Filter the data below for the string "triangle" and copy each matching line.

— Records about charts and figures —
^^^^^^^^^^^^^^^^

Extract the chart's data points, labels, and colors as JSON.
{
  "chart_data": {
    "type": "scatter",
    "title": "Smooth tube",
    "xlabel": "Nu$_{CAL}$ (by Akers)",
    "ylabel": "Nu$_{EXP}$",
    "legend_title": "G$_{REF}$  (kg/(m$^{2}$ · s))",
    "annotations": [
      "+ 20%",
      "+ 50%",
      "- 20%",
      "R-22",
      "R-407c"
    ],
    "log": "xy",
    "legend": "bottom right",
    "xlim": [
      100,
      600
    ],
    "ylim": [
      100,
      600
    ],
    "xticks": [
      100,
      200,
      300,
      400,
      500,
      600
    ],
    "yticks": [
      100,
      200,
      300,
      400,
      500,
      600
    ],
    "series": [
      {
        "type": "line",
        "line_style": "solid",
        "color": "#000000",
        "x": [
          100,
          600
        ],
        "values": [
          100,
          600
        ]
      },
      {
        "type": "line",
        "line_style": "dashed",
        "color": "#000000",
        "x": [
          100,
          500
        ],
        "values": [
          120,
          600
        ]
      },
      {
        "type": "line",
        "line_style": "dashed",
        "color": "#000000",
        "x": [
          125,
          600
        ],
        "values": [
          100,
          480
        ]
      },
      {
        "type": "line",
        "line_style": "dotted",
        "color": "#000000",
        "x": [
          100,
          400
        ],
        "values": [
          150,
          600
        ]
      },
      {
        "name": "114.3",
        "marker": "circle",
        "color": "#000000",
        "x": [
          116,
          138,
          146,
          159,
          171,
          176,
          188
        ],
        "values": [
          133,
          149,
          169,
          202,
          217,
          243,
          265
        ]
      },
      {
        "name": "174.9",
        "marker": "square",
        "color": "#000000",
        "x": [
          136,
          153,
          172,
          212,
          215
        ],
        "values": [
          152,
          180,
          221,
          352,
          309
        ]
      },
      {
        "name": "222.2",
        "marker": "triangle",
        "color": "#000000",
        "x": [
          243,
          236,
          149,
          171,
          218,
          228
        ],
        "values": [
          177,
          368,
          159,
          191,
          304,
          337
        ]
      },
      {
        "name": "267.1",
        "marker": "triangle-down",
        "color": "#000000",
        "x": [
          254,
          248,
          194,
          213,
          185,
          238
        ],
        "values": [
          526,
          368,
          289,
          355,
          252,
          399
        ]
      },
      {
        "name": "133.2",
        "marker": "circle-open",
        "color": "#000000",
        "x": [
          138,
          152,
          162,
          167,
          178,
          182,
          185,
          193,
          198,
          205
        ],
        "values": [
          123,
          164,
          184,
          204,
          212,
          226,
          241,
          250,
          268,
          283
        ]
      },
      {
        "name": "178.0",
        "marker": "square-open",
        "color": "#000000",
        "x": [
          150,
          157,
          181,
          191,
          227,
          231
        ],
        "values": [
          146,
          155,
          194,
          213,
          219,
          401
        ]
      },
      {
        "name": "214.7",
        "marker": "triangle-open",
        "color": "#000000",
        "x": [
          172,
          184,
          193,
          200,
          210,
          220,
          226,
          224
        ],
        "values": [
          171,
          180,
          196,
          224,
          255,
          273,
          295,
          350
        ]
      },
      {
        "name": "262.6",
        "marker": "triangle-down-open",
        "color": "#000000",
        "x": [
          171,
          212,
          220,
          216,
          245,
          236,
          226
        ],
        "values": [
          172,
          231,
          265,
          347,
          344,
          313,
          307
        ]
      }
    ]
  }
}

^^^^^^^^^^^^^^^^

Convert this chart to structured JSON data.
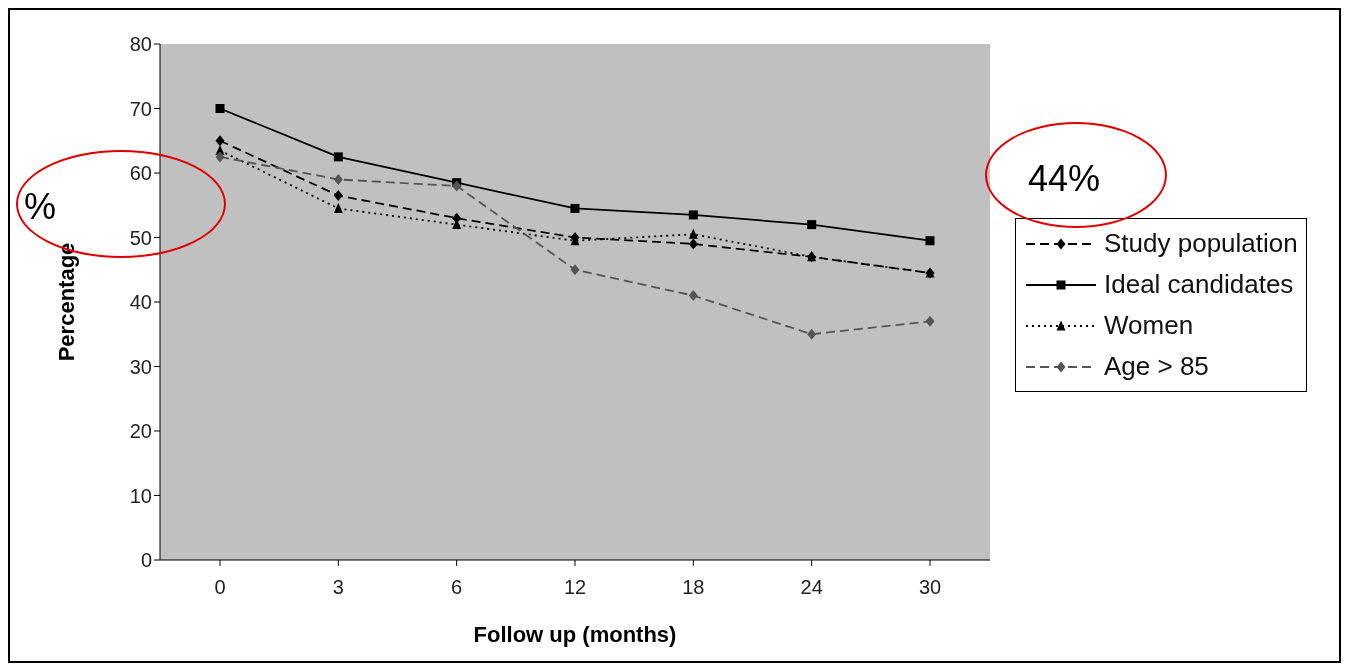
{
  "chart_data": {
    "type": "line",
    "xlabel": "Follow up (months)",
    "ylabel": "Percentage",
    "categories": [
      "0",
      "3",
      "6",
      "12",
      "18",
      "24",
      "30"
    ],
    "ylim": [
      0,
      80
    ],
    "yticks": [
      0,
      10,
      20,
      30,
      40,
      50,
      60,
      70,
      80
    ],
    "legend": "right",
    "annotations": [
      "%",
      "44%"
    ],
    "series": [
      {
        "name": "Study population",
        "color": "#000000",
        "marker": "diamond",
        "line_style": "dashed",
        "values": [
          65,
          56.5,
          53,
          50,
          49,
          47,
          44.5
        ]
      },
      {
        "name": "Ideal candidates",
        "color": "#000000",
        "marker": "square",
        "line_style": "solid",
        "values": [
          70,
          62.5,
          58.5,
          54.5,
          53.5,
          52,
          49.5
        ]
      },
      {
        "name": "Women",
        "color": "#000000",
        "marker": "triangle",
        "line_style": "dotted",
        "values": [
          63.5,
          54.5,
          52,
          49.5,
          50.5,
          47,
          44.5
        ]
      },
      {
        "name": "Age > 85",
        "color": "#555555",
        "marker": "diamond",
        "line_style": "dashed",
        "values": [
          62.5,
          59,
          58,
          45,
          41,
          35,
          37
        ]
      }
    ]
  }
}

^^^^^^^^^^^^^^^^

— The reply —
        "marker": "triangle",
        "marker": "triangle-down",
        "marker": "triangle-open",
        "marker": "triangle-down-open",
        "marker": "triangle",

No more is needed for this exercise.